Stored entries:
------------------------------------

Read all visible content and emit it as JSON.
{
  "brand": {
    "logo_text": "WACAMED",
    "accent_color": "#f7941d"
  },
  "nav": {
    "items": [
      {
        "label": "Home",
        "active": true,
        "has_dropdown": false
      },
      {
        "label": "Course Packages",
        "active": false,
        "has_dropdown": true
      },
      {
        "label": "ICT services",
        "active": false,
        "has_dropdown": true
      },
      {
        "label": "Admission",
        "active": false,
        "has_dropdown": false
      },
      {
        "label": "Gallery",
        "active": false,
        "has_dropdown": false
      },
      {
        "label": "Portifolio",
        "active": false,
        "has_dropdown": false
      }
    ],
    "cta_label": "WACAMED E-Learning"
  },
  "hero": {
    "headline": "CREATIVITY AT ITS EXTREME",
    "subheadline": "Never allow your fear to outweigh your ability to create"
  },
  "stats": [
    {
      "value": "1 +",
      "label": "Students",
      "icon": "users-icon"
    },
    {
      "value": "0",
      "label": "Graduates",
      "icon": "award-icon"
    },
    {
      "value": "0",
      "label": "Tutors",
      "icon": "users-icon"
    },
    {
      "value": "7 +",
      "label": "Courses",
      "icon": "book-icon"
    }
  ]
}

------------------------------------

■ **REQUIREMENT**
Your task is to extract all of the records exactly.

■ **CORRECT OUTPUT**
Read all visible content and emit it as JSON.
{
  "brand": {
    "logo_text": "WACAMED",
    "accent_color": "#f7941d"
  },
  "nav": {
    "items": [
      {
        "label": "Home",
        "active": true,
        "has_dropdown": false
      },
      {
        "label": "Course Packages",
        "active": false,
        "has_dropdown": true
      },
      {
        "label": "ICT services",
        "active": false,
        "has_dropdown": true
      },
      {
        "label": "Admission",
        "active": false,
        "has_dropdown": false
      },
      {
        "label": "Gallery",
        "active": false,
        "has_dropdown": false
      },
      {
        "label": "Portifolio",
        "active": false,
        "has_dropdown": false
      }
    ],
    "cta_label": "WACAMED E-Learning"
  },
  "hero": {
    "headline": "CREATIVITY AT ITS EXTREME",
    "subheadline": "Never allow your fear to outweigh your ability to create"
  },
  "stats": [
    {
      "value": "1 +",
      "label": "Students",
      "icon": "users-icon"
    },
    {
      "value": "0",
      "label": "Graduates",
      "icon": "award-icon"
    },
    {
      "value": "0",
      "label": "Tutors",
      "icon": "users-icon"
    },
    {
      "value": "7 +",
      "label": "Courses",
      "icon": "book-icon"
    }
  ]
}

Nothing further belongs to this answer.